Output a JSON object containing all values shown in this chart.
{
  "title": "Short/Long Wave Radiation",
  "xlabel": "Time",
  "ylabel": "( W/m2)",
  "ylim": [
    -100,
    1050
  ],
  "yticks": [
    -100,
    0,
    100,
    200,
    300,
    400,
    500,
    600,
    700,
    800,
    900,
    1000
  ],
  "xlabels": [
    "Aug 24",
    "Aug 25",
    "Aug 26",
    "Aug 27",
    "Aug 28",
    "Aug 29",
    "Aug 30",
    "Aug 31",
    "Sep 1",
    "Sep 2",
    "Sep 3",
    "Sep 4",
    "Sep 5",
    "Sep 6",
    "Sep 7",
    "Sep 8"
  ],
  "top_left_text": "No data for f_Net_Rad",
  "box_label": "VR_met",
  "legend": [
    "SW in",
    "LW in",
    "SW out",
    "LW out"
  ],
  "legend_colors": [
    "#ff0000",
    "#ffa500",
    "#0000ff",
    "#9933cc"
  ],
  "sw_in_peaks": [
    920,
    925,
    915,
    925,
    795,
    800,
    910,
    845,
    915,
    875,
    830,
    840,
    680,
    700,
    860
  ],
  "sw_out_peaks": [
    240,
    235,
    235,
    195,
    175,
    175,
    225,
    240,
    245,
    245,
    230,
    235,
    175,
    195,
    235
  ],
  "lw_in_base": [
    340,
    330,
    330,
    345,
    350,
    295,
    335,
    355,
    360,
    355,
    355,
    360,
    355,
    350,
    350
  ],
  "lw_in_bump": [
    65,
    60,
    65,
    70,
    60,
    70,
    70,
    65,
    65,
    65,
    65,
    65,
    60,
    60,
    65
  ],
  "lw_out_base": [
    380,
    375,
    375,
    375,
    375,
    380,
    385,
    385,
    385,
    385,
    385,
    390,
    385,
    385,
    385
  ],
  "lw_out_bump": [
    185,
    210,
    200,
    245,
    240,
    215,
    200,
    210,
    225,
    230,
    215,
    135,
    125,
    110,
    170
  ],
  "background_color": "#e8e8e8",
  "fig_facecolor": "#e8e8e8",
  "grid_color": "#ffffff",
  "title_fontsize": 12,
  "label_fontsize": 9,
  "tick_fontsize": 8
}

TASK BRIEF
All of the records must be repeated exactly.

COMPLETED EXERCISE
Output a JSON object containing all values shown in this chart.
{
  "title": "Short/Long Wave Radiation",
  "xlabel": "Time",
  "ylabel": "( W/m2)",
  "ylim": [
    -100,
    1050
  ],
  "yticks": [
    -100,
    0,
    100,
    200,
    300,
    400,
    500,
    600,
    700,
    800,
    900,
    1000
  ],
  "xlabels": [
    "Aug 24",
    "Aug 25",
    "Aug 26",
    "Aug 27",
    "Aug 28",
    "Aug 29",
    "Aug 30",
    "Aug 31",
    "Sep 1",
    "Sep 2",
    "Sep 3",
    "Sep 4",
    "Sep 5",
    "Sep 6",
    "Sep 7",
    "Sep 8"
  ],
  "top_left_text": "No data for f_Net_Rad",
  "box_label": "VR_met",
  "legend": [
    "SW in",
    "LW in",
    "SW out",
    "LW out"
  ],
  "legend_colors": [
    "#ff0000",
    "#ffa500",
    "#0000ff",
    "#9933cc"
  ],
  "sw_in_peaks": [
    920,
    925,
    915,
    925,
    795,
    800,
    910,
    845,
    915,
    875,
    830,
    840,
    680,
    700,
    860
  ],
  "sw_out_peaks": [
    240,
    235,
    235,
    195,
    175,
    175,
    225,
    240,
    245,
    245,
    230,
    235,
    175,
    195,
    235
  ],
  "lw_in_base": [
    340,
    330,
    330,
    345,
    350,
    295,
    335,
    355,
    360,
    355,
    355,
    360,
    355,
    350,
    350
  ],
  "lw_in_bump": [
    65,
    60,
    65,
    70,
    60,
    70,
    70,
    65,
    65,
    65,
    65,
    65,
    60,
    60,
    65
  ],
  "lw_out_base": [
    380,
    375,
    375,
    375,
    375,
    380,
    385,
    385,
    385,
    385,
    385,
    390,
    385,
    385,
    385
  ],
  "lw_out_bump": [
    185,
    210,
    200,
    245,
    240,
    215,
    200,
    210,
    225,
    230,
    215,
    135,
    125,
    110,
    170
  ],
  "background_color": "#e8e8e8",
  "fig_facecolor": "#e8e8e8",
  "grid_color": "#ffffff",
  "title_fontsize": 12,
  "label_fontsize": 9,
  "tick_fontsize": 8
}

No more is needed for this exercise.